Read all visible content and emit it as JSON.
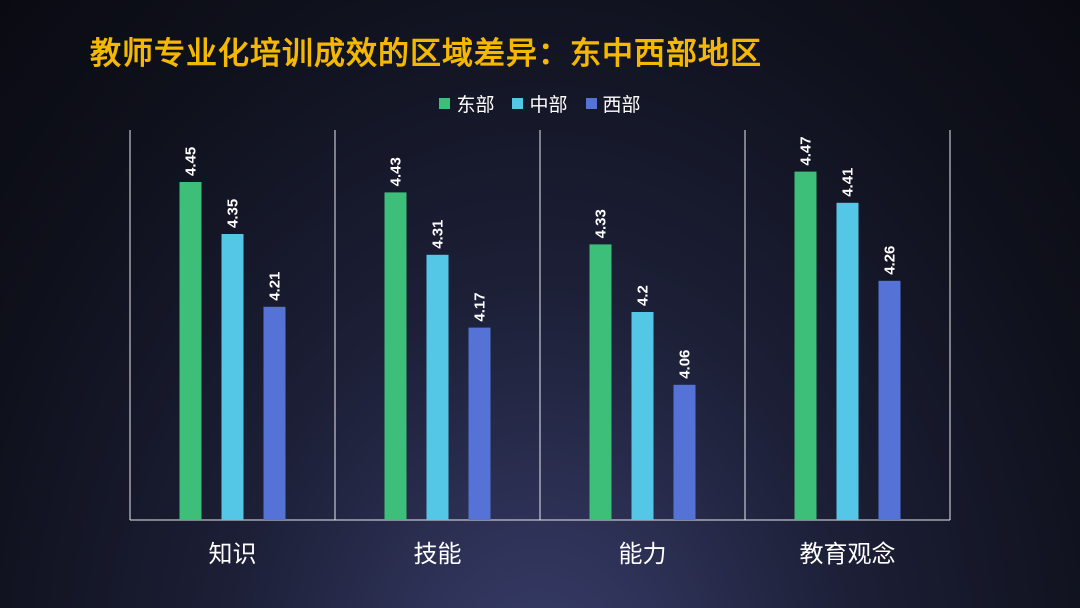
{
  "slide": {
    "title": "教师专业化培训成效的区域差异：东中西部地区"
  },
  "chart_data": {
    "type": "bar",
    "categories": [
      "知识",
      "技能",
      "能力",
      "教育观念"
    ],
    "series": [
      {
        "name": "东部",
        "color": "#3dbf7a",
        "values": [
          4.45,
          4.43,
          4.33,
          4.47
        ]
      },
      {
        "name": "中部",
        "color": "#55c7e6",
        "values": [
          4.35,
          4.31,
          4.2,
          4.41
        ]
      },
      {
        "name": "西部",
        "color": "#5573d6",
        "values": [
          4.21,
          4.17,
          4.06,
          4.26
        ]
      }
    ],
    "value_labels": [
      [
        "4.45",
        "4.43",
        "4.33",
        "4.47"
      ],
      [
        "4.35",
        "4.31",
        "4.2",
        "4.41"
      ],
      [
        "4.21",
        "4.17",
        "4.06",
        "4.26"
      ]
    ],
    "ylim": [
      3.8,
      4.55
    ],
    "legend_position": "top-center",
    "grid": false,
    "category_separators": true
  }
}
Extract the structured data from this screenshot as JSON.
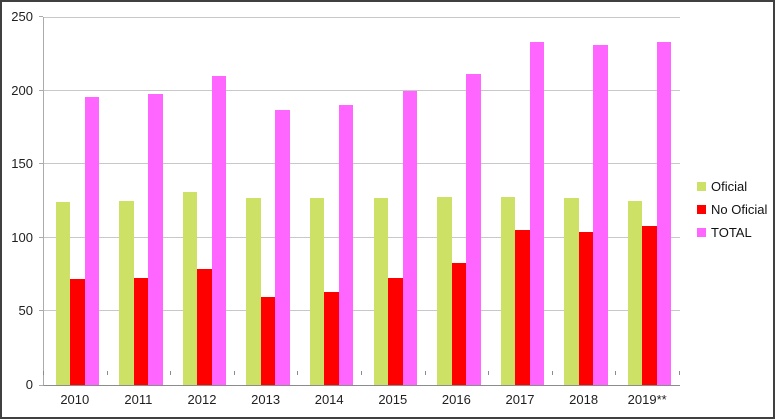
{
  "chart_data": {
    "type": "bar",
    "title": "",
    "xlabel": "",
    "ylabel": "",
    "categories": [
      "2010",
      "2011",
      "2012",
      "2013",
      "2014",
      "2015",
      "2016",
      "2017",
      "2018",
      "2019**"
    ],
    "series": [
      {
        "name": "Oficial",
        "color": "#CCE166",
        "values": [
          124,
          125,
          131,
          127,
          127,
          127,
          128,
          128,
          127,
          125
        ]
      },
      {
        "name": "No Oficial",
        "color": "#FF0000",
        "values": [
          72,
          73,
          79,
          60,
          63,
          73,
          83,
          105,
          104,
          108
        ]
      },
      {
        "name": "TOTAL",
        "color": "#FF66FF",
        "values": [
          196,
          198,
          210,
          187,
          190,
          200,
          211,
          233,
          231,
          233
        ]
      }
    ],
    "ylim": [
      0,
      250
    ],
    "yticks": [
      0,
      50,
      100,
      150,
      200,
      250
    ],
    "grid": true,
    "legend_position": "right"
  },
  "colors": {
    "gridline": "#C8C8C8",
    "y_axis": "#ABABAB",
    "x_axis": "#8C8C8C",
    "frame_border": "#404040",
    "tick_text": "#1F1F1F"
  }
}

________________________

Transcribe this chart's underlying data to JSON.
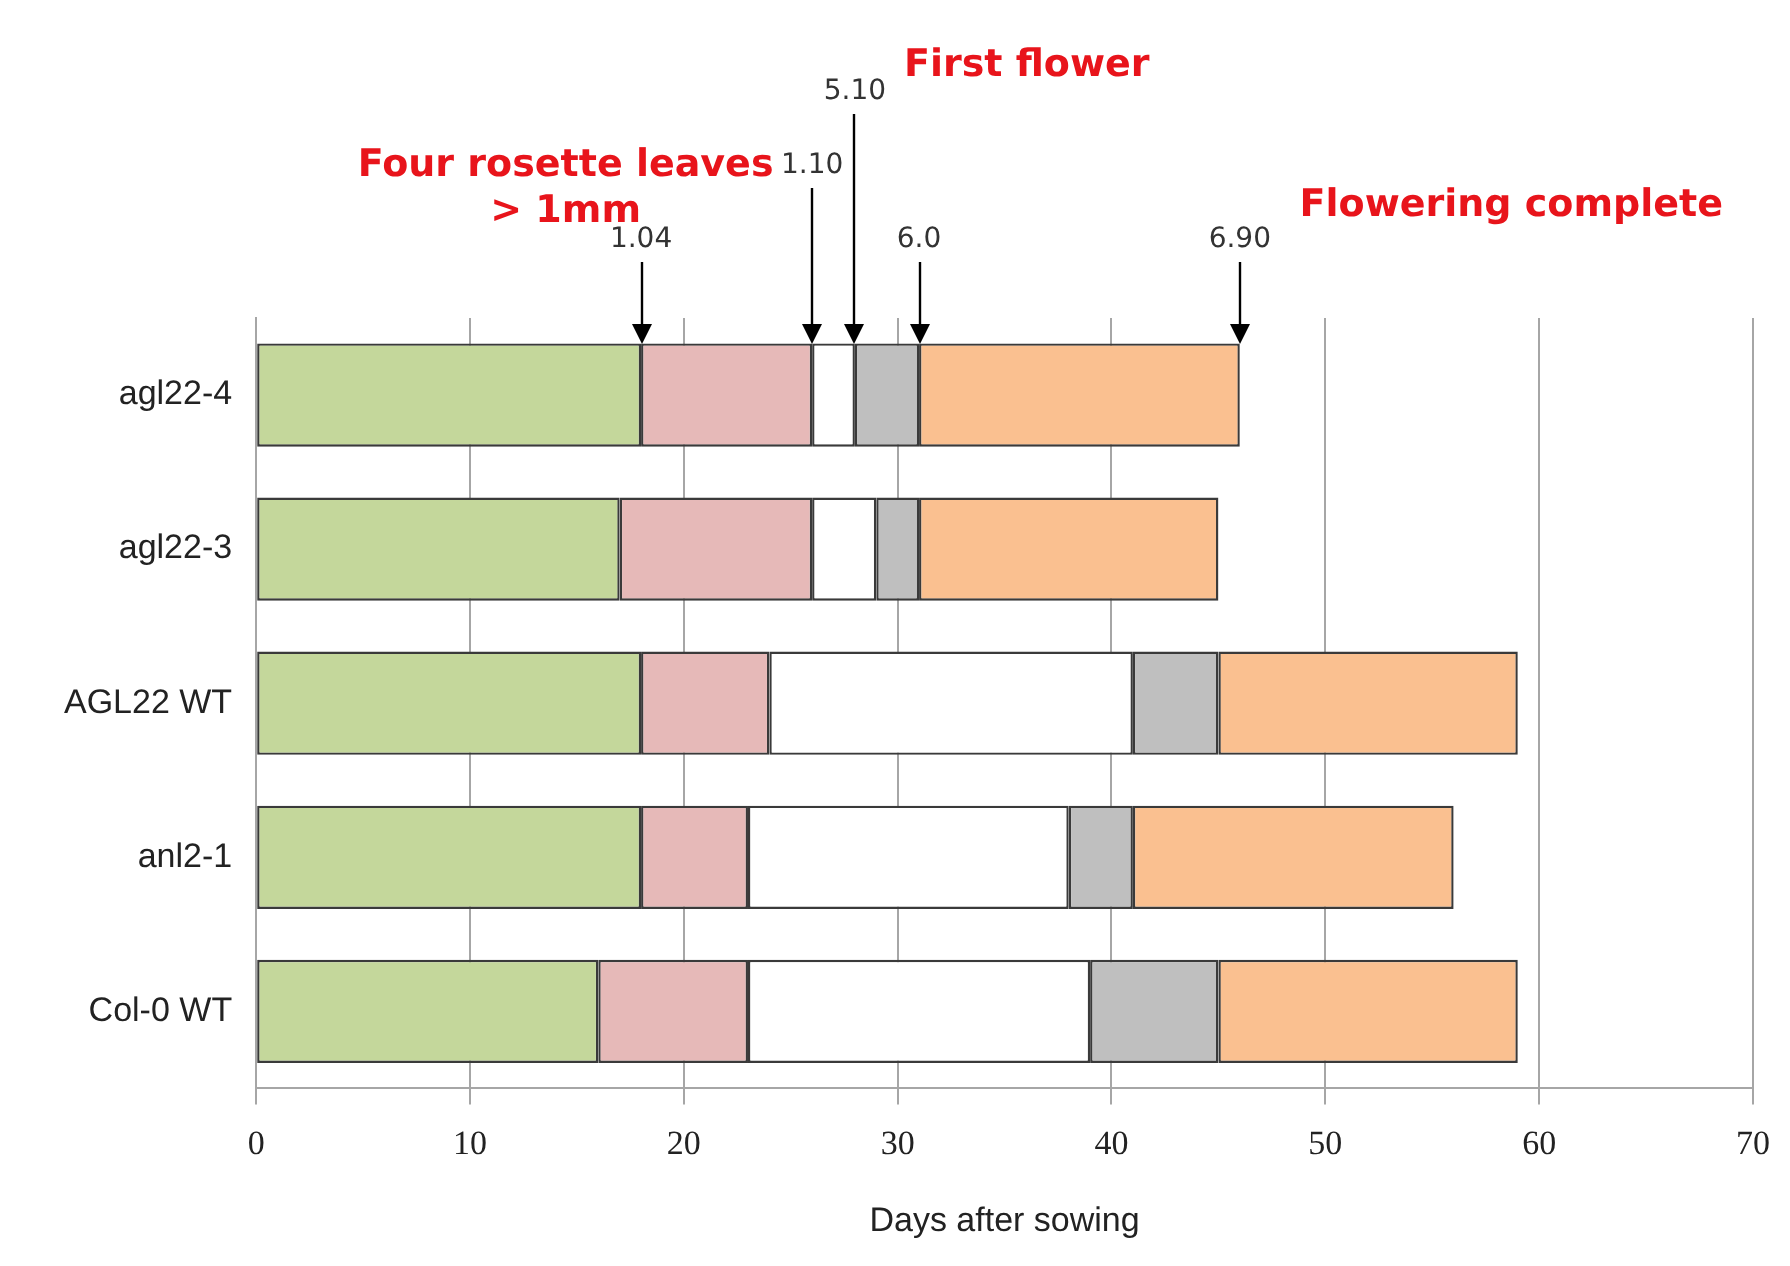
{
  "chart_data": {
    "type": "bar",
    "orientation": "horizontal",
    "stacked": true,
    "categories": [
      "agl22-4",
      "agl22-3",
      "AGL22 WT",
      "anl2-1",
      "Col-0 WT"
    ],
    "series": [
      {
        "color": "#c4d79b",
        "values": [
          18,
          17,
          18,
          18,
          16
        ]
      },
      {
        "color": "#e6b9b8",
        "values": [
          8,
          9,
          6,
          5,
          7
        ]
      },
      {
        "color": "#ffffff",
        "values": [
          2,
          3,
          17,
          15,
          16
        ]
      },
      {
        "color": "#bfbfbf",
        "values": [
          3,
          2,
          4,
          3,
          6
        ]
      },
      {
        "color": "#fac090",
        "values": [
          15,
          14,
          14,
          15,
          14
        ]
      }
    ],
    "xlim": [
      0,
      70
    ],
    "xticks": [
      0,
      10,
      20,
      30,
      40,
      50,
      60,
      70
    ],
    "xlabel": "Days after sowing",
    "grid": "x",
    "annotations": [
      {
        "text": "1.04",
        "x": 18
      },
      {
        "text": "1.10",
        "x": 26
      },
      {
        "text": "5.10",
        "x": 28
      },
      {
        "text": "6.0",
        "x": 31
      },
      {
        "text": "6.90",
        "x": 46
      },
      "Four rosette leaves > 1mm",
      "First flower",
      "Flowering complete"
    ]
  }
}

________________________

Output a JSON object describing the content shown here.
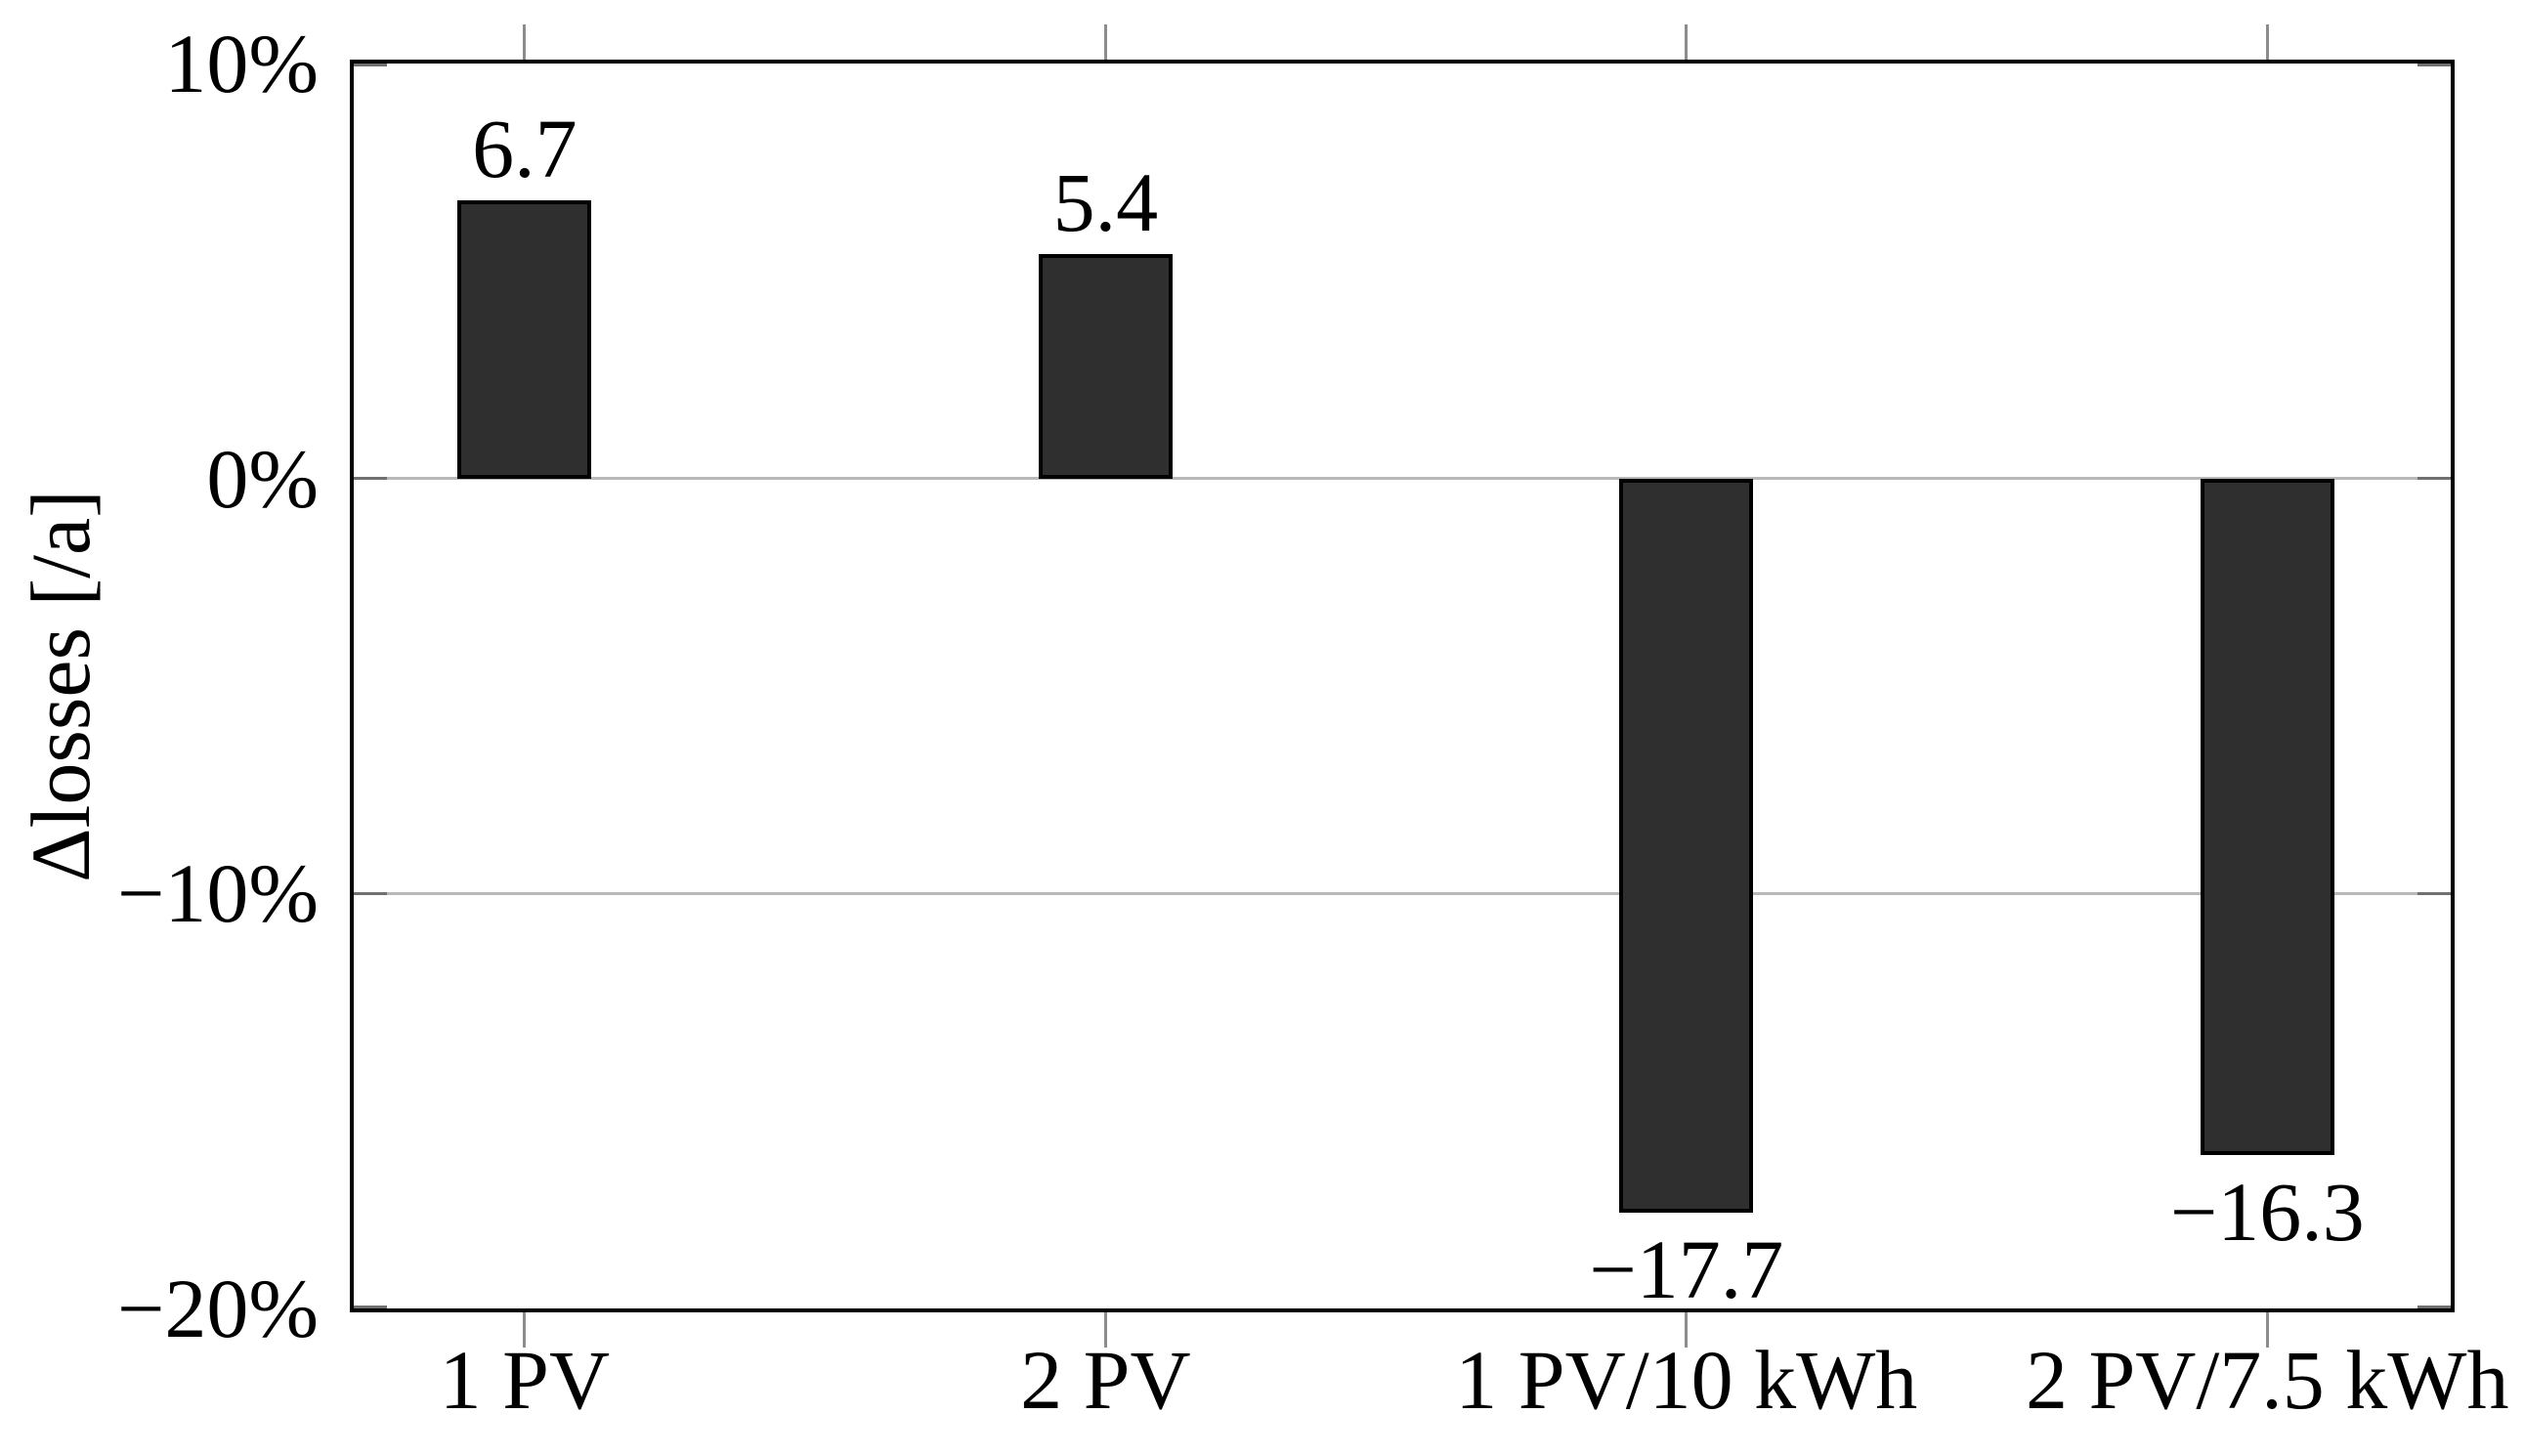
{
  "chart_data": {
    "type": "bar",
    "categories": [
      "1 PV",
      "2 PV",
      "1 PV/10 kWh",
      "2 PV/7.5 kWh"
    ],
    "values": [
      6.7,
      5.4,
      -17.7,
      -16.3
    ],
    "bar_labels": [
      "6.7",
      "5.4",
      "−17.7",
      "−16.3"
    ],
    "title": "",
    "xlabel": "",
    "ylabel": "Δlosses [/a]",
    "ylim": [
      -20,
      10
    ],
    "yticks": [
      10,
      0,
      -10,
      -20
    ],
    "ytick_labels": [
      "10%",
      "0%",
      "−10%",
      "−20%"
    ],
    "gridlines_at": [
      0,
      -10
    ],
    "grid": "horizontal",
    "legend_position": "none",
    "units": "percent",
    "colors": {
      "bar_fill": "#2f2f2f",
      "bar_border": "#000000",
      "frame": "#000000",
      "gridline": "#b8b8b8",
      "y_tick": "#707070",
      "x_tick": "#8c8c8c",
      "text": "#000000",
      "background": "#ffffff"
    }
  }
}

________________________

GIVEN PROBLEM: Scan the listing above. Collect all lines with the word "name".

EXPECTED ANSWER:
        "name": "东部",
        "name": "中部",
        "name": "西部",
        "name": "Oficial",
        "name": "No Oficial",
        "name": "TOTAL",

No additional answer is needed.